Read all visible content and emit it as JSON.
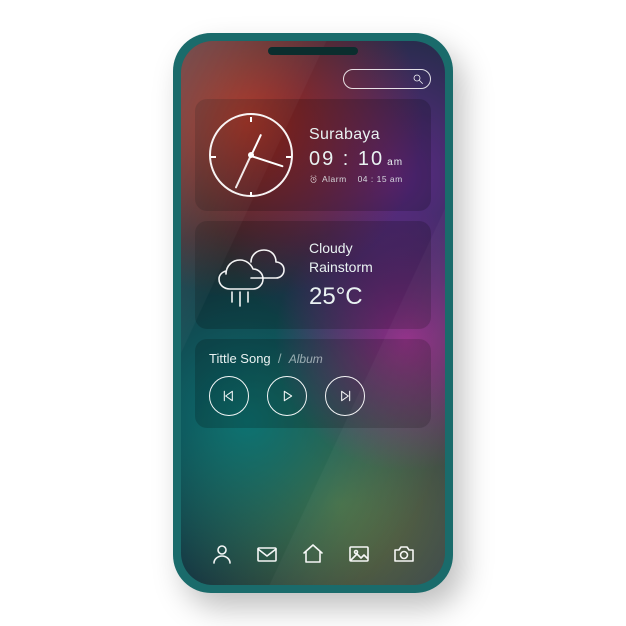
{
  "search": {
    "placeholder": ""
  },
  "clock": {
    "location": "Surabaya",
    "time": "09 : 10",
    "ampm": "am",
    "alarm_label": "Alarm",
    "alarm_time": "04 : 15 am"
  },
  "weather": {
    "condition_line1": "Cloudy",
    "condition_line2": "Rainstorm",
    "temperature": "25°C"
  },
  "music": {
    "title": "Tittle Song",
    "separator": "/",
    "album": "Album"
  },
  "dock": {
    "items": [
      "profile",
      "mail",
      "home",
      "gallery",
      "camera"
    ]
  }
}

□ □ □ □ □

§ **Exercise prompt**: Write every record out again exactly; no pictures belong in the copy.

§ **Response**:
Read all visible content and emit it as JSON.
{
  "search": {
    "placeholder": ""
  },
  "clock": {
    "location": "Surabaya",
    "time": "09 : 10",
    "ampm": "am",
    "alarm_label": "Alarm",
    "alarm_time": "04 : 15 am"
  },
  "weather": {
    "condition_line1": "Cloudy",
    "condition_line2": "Rainstorm",
    "temperature": "25°C"
  },
  "music": {
    "title": "Tittle Song",
    "separator": "/",
    "album": "Album"
  },
  "dock": {
    "items": [
      "profile",
      "mail",
      "home",
      "gallery",
      "camera"
    ]
  }
}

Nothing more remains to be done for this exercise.